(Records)
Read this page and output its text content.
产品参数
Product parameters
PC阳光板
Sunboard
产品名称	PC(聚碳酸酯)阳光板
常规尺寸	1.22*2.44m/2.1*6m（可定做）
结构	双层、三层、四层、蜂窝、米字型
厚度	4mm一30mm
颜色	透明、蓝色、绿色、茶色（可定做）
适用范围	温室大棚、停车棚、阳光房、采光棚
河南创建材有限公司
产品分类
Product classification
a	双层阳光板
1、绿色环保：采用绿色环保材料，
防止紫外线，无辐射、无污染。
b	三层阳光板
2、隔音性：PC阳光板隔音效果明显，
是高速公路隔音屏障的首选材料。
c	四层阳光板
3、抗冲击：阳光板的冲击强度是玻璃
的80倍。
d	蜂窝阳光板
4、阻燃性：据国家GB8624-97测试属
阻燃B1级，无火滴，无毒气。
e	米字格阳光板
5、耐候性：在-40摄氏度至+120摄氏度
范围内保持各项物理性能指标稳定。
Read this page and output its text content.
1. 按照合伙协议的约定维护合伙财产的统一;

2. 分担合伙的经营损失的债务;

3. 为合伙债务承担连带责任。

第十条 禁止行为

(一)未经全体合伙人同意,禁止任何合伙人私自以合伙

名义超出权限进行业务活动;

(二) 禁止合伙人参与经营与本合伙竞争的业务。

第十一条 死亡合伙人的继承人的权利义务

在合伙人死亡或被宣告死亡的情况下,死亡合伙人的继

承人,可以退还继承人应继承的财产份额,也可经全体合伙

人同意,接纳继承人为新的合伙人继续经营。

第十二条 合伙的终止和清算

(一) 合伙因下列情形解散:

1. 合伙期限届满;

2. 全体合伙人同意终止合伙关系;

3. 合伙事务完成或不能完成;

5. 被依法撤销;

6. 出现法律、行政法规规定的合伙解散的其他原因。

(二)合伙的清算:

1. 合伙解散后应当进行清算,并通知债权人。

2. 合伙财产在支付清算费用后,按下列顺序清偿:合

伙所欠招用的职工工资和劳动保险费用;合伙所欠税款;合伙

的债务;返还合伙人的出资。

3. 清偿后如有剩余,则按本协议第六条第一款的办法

## TASK STATEMENT
Extract, word for word, each line of the listing above.

## FINISHED ANSWER
Read this page and output its text content.
产品参数
Product parameters
PC阳光板
Sunboard
产品名称	PC(聚碳酸酯)阳光板
常规尺寸	1.22*2.44m/2.1*6m（可定做）
结构	双层、三层、四层、蜂窝、米字型
厚度	4mm一30mm
颜色	透明、蓝色、绿色、茶色（可定做）
适用范围	温室大棚、停车棚、阳光房、采光棚
河南创建材有限公司
产品分类
Product classification
a	双层阳光板
1、绿色环保：采用绿色环保材料，
防止紫外线，无辐射、无污染。
b	三层阳光板
2、隔音性：PC阳光板隔音效果明显，
是高速公路隔音屏障的首选材料。
c	四层阳光板
3、抗冲击：阳光板的冲击强度是玻璃
的80倍。
d	蜂窝阳光板
4、阻燃性：据国家GB8624-97测试属
阻燃B1级，无火滴，无毒气。
e	米字格阳光板
5、耐候性：在-40摄氏度至+120摄氏度
范围内保持各项物理性能指标稳定。
Read this page and output its text content.
1. 按照合伙协议的约定维护合伙财产的统一;

2. 分担合伙的经营损失的债务;

3. 为合伙债务承担连带责任。

第十条 禁止行为

(一)未经全体合伙人同意,禁止任何合伙人私自以合伙

名义超出权限进行业务活动;

(二) 禁止合伙人参与经营与本合伙竞争的业务。

第十一条 死亡合伙人的继承人的权利义务

在合伙人死亡或被宣告死亡的情况下,死亡合伙人的继

承人,可以退还继承人应继承的财产份额,也可经全体合伙

人同意,接纳继承人为新的合伙人继续经营。

第十二条 合伙的终止和清算

(一) 合伙因下列情形解散:

1. 合伙期限届满;

2. 全体合伙人同意终止合伙关系;

3. 合伙事务完成或不能完成;

5. 被依法撤销;

6. 出现法律、行政法规规定的合伙解散的其他原因。

(二)合伙的清算:

1. 合伙解散后应当进行清算,并通知债权人。

2. 合伙财产在支付清算费用后,按下列顺序清偿:合

伙所欠招用的职工工资和劳动保险费用;合伙所欠税款;合伙

的债务;返还合伙人的出资。

3. 清偿后如有剩余,则按本协议第六条第一款的办法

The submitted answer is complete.